STATED EXERCISE:
Look through the listing below and report how many lines contain "Africa", as a bare number.

========================

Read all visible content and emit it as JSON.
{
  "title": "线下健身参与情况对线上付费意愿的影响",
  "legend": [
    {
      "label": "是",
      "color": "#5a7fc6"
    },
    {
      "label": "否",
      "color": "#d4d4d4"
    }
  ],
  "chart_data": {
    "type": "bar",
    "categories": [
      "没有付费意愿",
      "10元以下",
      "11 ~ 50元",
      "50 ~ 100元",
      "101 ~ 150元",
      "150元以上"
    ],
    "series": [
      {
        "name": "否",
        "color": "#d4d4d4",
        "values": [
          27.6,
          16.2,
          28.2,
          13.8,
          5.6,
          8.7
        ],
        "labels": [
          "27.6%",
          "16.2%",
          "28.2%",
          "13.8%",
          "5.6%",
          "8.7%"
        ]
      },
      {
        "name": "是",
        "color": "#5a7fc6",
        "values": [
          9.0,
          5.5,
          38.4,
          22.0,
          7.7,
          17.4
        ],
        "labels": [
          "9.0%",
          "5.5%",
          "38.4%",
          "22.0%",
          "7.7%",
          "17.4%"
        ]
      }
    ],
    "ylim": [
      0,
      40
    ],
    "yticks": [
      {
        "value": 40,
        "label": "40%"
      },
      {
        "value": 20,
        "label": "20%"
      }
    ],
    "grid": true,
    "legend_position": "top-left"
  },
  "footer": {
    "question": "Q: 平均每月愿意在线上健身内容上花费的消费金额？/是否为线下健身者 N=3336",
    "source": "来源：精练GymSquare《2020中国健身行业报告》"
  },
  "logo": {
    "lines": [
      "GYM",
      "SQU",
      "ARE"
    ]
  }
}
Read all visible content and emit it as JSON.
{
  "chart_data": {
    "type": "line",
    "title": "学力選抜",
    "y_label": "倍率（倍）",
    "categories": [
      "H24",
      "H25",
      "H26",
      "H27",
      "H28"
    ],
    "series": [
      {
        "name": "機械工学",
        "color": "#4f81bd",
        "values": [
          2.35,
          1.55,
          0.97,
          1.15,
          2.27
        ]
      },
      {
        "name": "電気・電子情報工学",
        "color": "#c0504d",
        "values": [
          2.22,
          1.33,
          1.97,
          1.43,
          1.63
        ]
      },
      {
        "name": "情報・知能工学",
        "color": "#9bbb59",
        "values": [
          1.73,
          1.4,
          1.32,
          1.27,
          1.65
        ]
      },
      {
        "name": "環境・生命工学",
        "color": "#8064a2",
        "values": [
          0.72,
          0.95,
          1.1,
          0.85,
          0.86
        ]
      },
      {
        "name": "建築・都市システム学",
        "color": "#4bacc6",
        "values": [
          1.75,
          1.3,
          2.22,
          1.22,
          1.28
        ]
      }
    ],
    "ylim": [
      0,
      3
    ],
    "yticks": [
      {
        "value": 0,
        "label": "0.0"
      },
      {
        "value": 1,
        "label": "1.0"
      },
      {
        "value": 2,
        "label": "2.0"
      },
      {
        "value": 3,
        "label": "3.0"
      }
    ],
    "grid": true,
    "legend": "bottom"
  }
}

========================

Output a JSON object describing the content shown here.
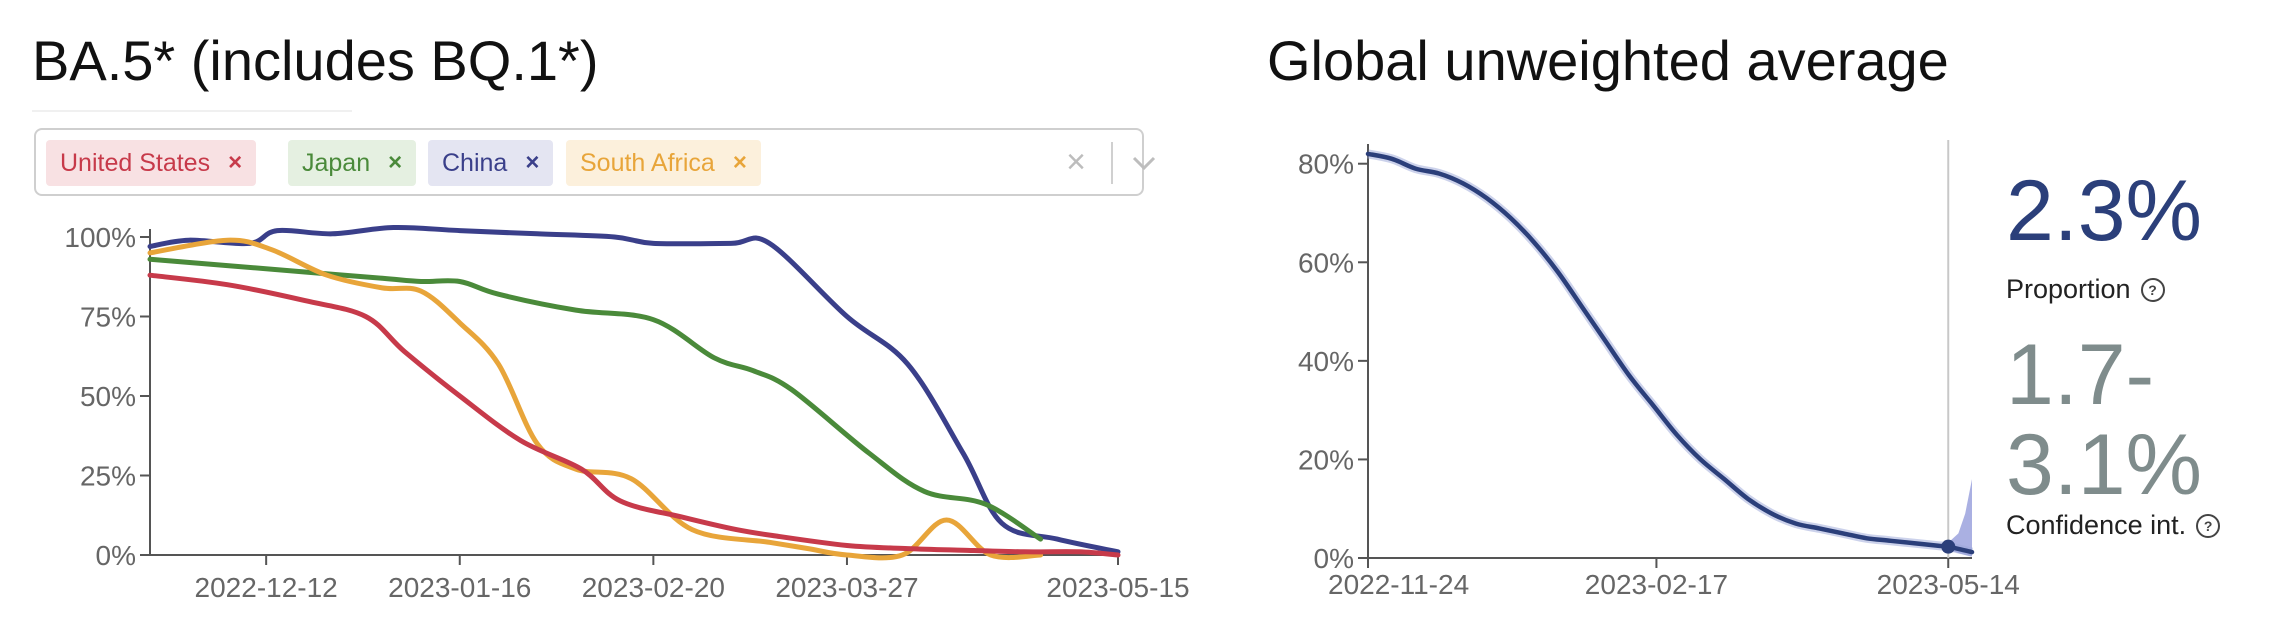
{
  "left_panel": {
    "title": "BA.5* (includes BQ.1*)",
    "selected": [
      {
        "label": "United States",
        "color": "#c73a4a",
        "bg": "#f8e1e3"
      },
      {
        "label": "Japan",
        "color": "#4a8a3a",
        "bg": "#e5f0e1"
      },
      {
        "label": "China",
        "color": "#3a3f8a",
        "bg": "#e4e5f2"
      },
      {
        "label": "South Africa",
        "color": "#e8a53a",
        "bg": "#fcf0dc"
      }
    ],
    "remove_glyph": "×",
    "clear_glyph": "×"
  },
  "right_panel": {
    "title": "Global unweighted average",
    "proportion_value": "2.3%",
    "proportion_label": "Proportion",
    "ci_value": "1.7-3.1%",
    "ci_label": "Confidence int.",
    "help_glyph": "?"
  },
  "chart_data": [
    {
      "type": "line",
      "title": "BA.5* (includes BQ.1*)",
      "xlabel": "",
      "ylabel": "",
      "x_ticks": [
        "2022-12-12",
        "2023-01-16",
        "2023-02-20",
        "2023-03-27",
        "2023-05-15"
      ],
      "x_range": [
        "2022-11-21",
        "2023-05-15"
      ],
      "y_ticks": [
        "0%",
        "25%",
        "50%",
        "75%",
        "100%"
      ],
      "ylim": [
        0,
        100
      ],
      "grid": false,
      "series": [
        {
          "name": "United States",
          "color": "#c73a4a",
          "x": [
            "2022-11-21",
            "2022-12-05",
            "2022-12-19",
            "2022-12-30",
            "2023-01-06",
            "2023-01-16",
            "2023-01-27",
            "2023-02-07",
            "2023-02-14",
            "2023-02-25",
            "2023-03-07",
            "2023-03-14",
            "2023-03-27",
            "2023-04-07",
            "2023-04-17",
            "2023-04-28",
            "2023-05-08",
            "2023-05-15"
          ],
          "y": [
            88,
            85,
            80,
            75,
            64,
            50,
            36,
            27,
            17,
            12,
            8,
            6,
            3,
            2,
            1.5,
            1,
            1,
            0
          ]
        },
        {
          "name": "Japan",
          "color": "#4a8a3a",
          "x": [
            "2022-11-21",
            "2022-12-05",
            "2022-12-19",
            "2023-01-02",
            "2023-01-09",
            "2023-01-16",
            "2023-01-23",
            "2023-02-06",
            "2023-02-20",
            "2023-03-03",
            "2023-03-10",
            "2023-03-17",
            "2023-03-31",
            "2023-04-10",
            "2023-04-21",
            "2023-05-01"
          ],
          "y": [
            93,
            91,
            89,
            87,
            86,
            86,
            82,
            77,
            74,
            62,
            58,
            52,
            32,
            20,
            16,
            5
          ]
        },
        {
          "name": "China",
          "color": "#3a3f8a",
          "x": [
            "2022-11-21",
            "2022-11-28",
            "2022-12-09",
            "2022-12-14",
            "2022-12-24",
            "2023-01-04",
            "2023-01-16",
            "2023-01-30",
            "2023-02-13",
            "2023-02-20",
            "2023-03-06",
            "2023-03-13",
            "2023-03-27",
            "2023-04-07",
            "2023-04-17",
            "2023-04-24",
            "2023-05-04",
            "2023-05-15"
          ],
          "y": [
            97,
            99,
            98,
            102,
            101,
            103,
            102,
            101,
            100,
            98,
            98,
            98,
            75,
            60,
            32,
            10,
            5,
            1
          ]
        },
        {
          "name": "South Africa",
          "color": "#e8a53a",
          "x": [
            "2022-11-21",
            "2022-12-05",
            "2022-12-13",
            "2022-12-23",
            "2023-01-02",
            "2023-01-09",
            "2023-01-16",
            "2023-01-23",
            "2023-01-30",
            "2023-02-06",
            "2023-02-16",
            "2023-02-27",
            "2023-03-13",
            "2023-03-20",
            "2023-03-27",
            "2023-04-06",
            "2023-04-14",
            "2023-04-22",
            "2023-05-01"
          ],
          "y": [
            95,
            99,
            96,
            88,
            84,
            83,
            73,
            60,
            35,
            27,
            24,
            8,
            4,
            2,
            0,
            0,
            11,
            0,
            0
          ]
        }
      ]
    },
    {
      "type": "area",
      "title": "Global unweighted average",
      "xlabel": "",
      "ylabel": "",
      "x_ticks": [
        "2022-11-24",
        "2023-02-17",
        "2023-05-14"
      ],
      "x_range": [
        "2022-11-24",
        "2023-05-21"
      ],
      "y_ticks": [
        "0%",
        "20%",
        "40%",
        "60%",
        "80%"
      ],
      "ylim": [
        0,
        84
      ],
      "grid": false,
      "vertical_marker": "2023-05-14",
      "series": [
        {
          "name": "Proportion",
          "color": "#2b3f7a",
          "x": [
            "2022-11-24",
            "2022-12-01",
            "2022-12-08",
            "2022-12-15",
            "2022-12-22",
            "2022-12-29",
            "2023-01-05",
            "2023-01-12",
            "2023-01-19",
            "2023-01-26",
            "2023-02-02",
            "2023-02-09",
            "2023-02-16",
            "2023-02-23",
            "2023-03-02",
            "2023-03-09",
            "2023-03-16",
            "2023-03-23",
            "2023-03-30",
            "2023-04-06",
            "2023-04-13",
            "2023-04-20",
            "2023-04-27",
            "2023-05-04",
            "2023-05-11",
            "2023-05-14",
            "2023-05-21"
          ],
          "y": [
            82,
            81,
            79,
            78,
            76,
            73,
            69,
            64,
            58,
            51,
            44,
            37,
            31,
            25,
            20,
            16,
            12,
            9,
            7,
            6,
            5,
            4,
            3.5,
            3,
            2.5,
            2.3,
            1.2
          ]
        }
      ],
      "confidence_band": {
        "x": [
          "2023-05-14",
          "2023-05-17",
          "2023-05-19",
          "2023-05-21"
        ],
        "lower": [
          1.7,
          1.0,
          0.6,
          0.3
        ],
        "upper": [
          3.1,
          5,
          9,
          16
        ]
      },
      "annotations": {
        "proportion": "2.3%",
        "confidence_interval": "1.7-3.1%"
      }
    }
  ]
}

========================

TASK ANSWER:
2